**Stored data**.

++++

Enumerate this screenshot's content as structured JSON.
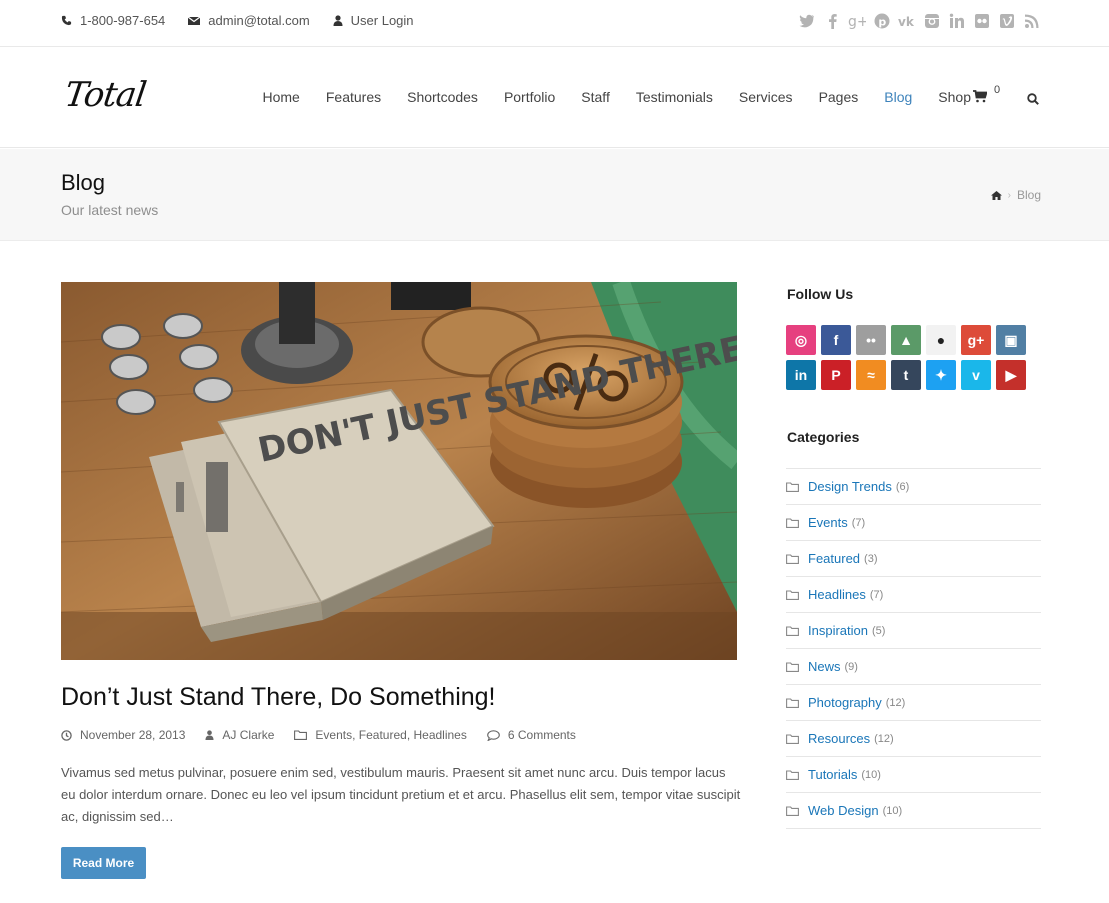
{
  "topbar": {
    "phone": "1-800-987-654",
    "email": "admin@total.com",
    "login": "User Login",
    "social": [
      "twitter-icon",
      "facebook-icon",
      "google-plus-icon",
      "pinterest-icon",
      "vk-icon",
      "instagram-icon",
      "linkedin-icon",
      "flickr-icon",
      "vimeo-icon",
      "rss-icon"
    ]
  },
  "header": {
    "logo": "Total",
    "nav": [
      "Home",
      "Features",
      "Shortcodes",
      "Portfolio",
      "Staff",
      "Testimonials",
      "Services",
      "Pages",
      "Blog",
      "Shop"
    ],
    "active_nav": "Blog",
    "cart_count": "0"
  },
  "page_header": {
    "title": "Blog",
    "subtitle": "Our latest news",
    "breadcrumb": [
      "Blog"
    ]
  },
  "post": {
    "title": "Don’t Just Stand There, Do Something!",
    "notebook_text": "DON'T JUST STAND THERE",
    "date": "November 28, 2013",
    "author": "AJ Clarke",
    "categories": [
      "Events",
      "Featured",
      "Headlines"
    ],
    "comments": "6 Comments",
    "excerpt": "Vivamus sed metus pulvinar, posuere enim sed, vestibulum mauris. Praesent sit amet nunc arcu. Duis tempor lacus eu dolor interdum ornare. Donec eu leo vel ipsum tincidunt pretium et et arcu. Phasellus elit sem, tempor vitae suscipit ac, dignissim sed…",
    "read_more": "Read More"
  },
  "sidebar": {
    "follow_title": "Follow Us",
    "social_buttons": [
      {
        "name": "dribbble",
        "color": "#e6407f",
        "glyph": "◎"
      },
      {
        "name": "facebook",
        "color": "#3b5998",
        "glyph": "f"
      },
      {
        "name": "flickr",
        "color": "#9e9e9e",
        "glyph": "••"
      },
      {
        "name": "forrst",
        "color": "#5b9a68",
        "glyph": "▲"
      },
      {
        "name": "github",
        "color": "#f2f2f2",
        "glyph": "●"
      },
      {
        "name": "google-plus",
        "color": "#dd4b39",
        "glyph": "g+"
      },
      {
        "name": "instagram",
        "color": "#517fa4",
        "glyph": "▣"
      },
      {
        "name": "linkedin",
        "color": "#0e76a8",
        "glyph": "in"
      },
      {
        "name": "pinterest",
        "color": "#cb2027",
        "glyph": "P"
      },
      {
        "name": "rss",
        "color": "#f18c21",
        "glyph": "≈"
      },
      {
        "name": "tumblr",
        "color": "#35465c",
        "glyph": "t"
      },
      {
        "name": "twitter",
        "color": "#1da1f2",
        "glyph": "✦"
      },
      {
        "name": "vimeo",
        "color": "#1ab7ea",
        "glyph": "v"
      },
      {
        "name": "youtube",
        "color": "#c4302b",
        "glyph": "▶"
      }
    ],
    "categories_title": "Categories",
    "categories": [
      {
        "name": "Design Trends",
        "count": "(6)"
      },
      {
        "name": "Events",
        "count": "(7)"
      },
      {
        "name": "Featured",
        "count": "(3)"
      },
      {
        "name": "Headlines",
        "count": "(7)"
      },
      {
        "name": "Inspiration",
        "count": "(5)"
      },
      {
        "name": "News",
        "count": "(9)"
      },
      {
        "name": "Photography",
        "count": "(12)"
      },
      {
        "name": "Resources",
        "count": "(12)"
      },
      {
        "name": "Tutorials",
        "count": "(10)"
      },
      {
        "name": "Web Design",
        "count": "(10)"
      }
    ]
  },
  "colors": {
    "accent": "#3e83bb",
    "link": "#1a76b8",
    "button": "#4a8fc4"
  }
}
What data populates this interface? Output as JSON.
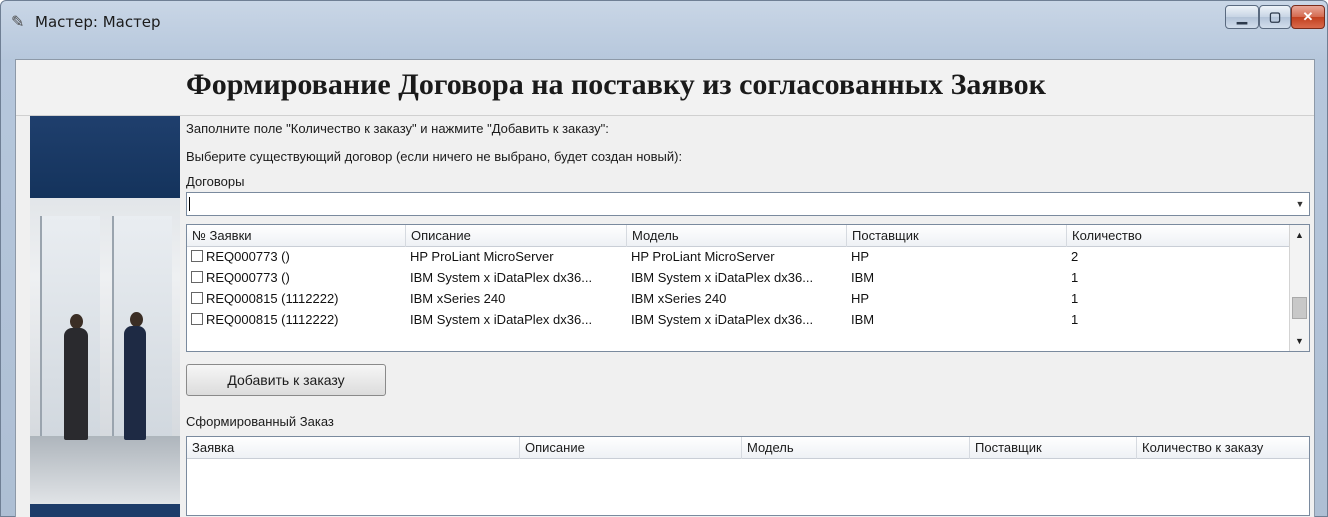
{
  "window": {
    "title": "Мастер: Мастер",
    "icon": "wizard-wand-icon",
    "controls": {
      "minimize": "–",
      "maximize": "▫",
      "close": "X"
    }
  },
  "page": {
    "title": "Формирование Договора на поставку из согласованных Заявок",
    "instruction1": "Заполните поле \"Количество к заказу\" и нажмите \"Добавить к заказу\":",
    "instruction2": "Выберите существующий договор (если ничего не выбрано, будет создан новый):",
    "contracts_label": "Договоры",
    "contracts_value": "",
    "add_button": "Добавить к заказу",
    "order_label": "Сформированный Заказ"
  },
  "requests_grid": {
    "columns": [
      "№ Заявки",
      "Описание",
      "Модель",
      "Поставщик",
      "Количество"
    ],
    "rows": [
      {
        "req": "REQ000773 ()",
        "desc": "HP ProLiant MicroServer",
        "model": "HP ProLiant MicroServer",
        "vendor": "HP",
        "qty": "2"
      },
      {
        "req": "REQ000773 ()",
        "desc": "IBM System x iDataPlex dx36...",
        "model": "IBM System x iDataPlex dx36...",
        "vendor": "IBM",
        "qty": "1"
      },
      {
        "req": "REQ000815 (1112222)",
        "desc": "IBM xSeries 240",
        "model": "IBM xSeries 240",
        "vendor": "HP",
        "qty": "1"
      },
      {
        "req": "REQ000815 (1112222)",
        "desc": "IBM System x iDataPlex dx36...",
        "model": "IBM System x iDataPlex dx36...",
        "vendor": "IBM",
        "qty": "1"
      }
    ]
  },
  "order_grid": {
    "columns": [
      "Заявка",
      "Описание",
      "Модель",
      "Поставщик",
      "Количество к заказу"
    ],
    "rows": []
  },
  "colors": {
    "title_bar": "#b6c7dc",
    "close_button": "#c1401f",
    "side_panel": "#1f3f6d"
  }
}
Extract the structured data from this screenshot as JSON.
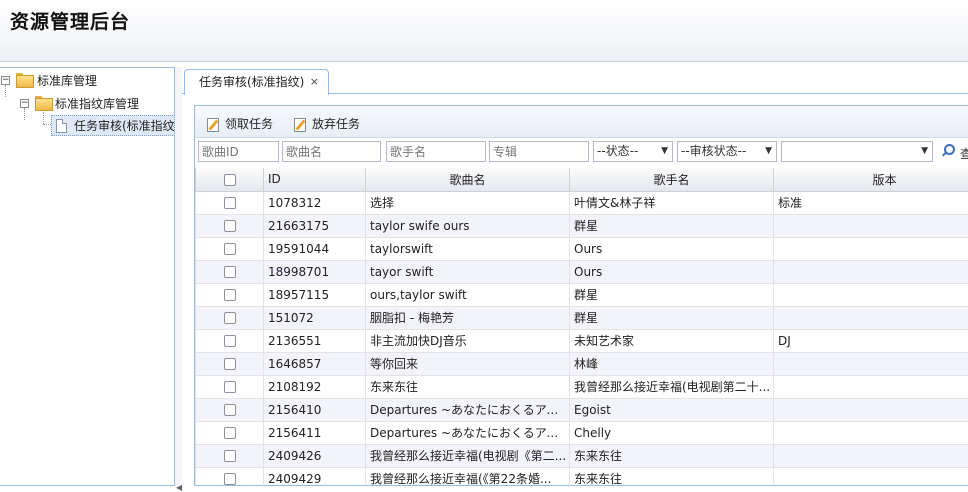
{
  "app": {
    "title": "资源管理后台"
  },
  "tree": {
    "root": {
      "label": "标准库管理"
    },
    "child": {
      "label": "标准指纹库管理"
    },
    "leaf": {
      "label": "任务审核(标准指纹"
    }
  },
  "tabs": [
    {
      "label": "任务审核(标准指纹)",
      "close": "×"
    }
  ],
  "toolbar": {
    "claim_label": "领取任务",
    "abandon_label": "放弃任务"
  },
  "filters": {
    "song_id_placeholder": "歌曲ID",
    "song_name_placeholder": "歌曲名",
    "singer_placeholder": "歌手名",
    "album_placeholder": "专辑",
    "status_value": "--状态--",
    "review_status_value": "--审核状态--",
    "extra_value": "",
    "search_label": "查"
  },
  "grid": {
    "columns": {
      "id": "ID",
      "song": "歌曲名",
      "singer": "歌手名",
      "version": "版本"
    },
    "rows": [
      {
        "id": "1078312",
        "song": "选择",
        "singer": "叶倩文&林子祥",
        "version": "标准"
      },
      {
        "id": "21663175",
        "song": "taylor swife ours",
        "singer": "群星",
        "version": ""
      },
      {
        "id": "19591044",
        "song": "taylorswift",
        "singer": "Ours",
        "version": ""
      },
      {
        "id": "18998701",
        "song": "tayor swift",
        "singer": "Ours",
        "version": ""
      },
      {
        "id": "18957115",
        "song": "ours,taylor swift",
        "singer": "群星",
        "version": ""
      },
      {
        "id": "151072",
        "song": "胭脂扣 - 梅艳芳",
        "singer": "群星",
        "version": ""
      },
      {
        "id": "2136551",
        "song": "非主流加快DJ音乐",
        "singer": "未知艺术家",
        "version": "DJ"
      },
      {
        "id": "1646857",
        "song": "等你回来",
        "singer": "林峰",
        "version": ""
      },
      {
        "id": "2108192",
        "song": "东来东往",
        "singer": "我曾经那么接近幸福(电视剧第二十...",
        "version": ""
      },
      {
        "id": "2156410",
        "song": "Departures ~あなたにおくるアイ(...",
        "singer": "Egoist",
        "version": ""
      },
      {
        "id": "2156411",
        "song": "Departures ~あなたにおくるアイ...",
        "singer": "Chelly",
        "version": ""
      },
      {
        "id": "2409426",
        "song": "我曾经那么接近幸福(电视剧《第二...",
        "singer": "东来东往",
        "version": ""
      },
      {
        "id": "2409429",
        "song": "我曾经那么接近幸福(《第22条婚...",
        "singer": "东来东往",
        "version": ""
      }
    ]
  }
}
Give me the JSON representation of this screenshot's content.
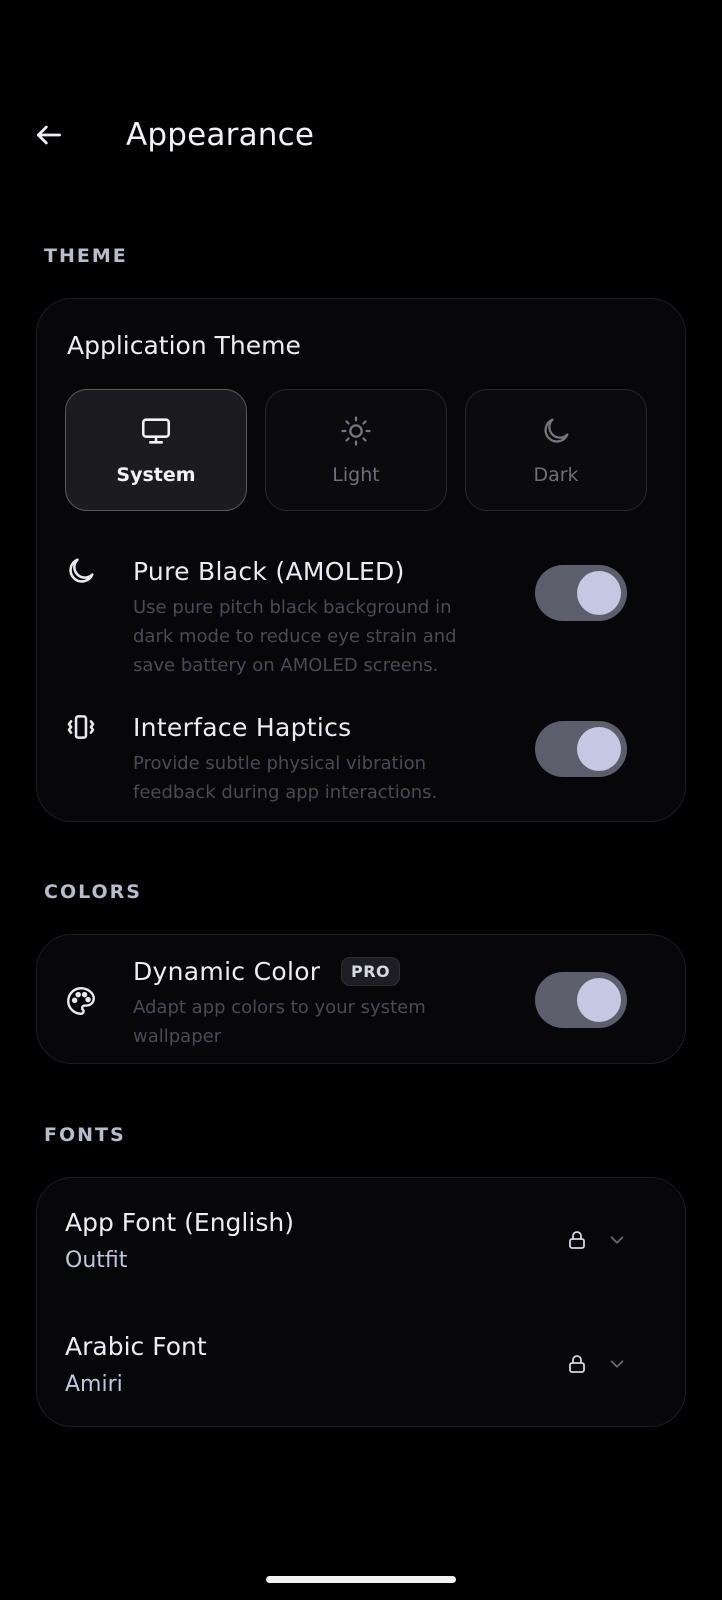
{
  "header": {
    "title": "Appearance"
  },
  "sections": {
    "theme": "THEME",
    "colors": "COLORS",
    "fonts": "FONTS"
  },
  "theme_card": {
    "heading": "Application Theme",
    "options": [
      {
        "label": "System",
        "icon": "monitor-icon",
        "selected": true
      },
      {
        "label": "Light",
        "icon": "sun-icon",
        "selected": false
      },
      {
        "label": "Dark",
        "icon": "moon-icon",
        "selected": false
      }
    ],
    "pure_black": {
      "title": "Pure Black (AMOLED)",
      "description_lines": [
        "Use pure pitch black background in",
        "dark mode to reduce eye strain and",
        "save battery on AMOLED screens."
      ],
      "enabled": true
    },
    "haptics": {
      "title": "Interface Haptics",
      "description_lines": [
        "Provide subtle physical vibration",
        "feedback during app interactions."
      ],
      "enabled": true
    }
  },
  "colors_card": {
    "dynamic_color": {
      "title": "Dynamic Color",
      "badge": "PRO",
      "description_lines": [
        "Adapt app colors to your system",
        "wallpaper"
      ],
      "enabled": true
    }
  },
  "fonts_card": {
    "app_font": {
      "label": "App Font (English)",
      "value": "Outfit"
    },
    "arabic_font": {
      "label": "Arabic Font",
      "value": "Amiri"
    }
  },
  "colors": {
    "background": "#000000",
    "toggle_track": "#5d5e6b",
    "toggle_knob": "#c6c7e1"
  }
}
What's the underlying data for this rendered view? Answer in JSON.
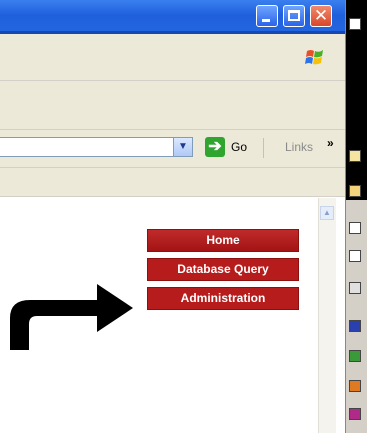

++++

**EXERCISE DESCRIPTION**.
Select every line in the material above where the string "xSeries" occurs, and copy it.

**FINISHED EXERCISE**.
        "desc": "IBM xSeries 240",
        "model": "IBM xSeries 240",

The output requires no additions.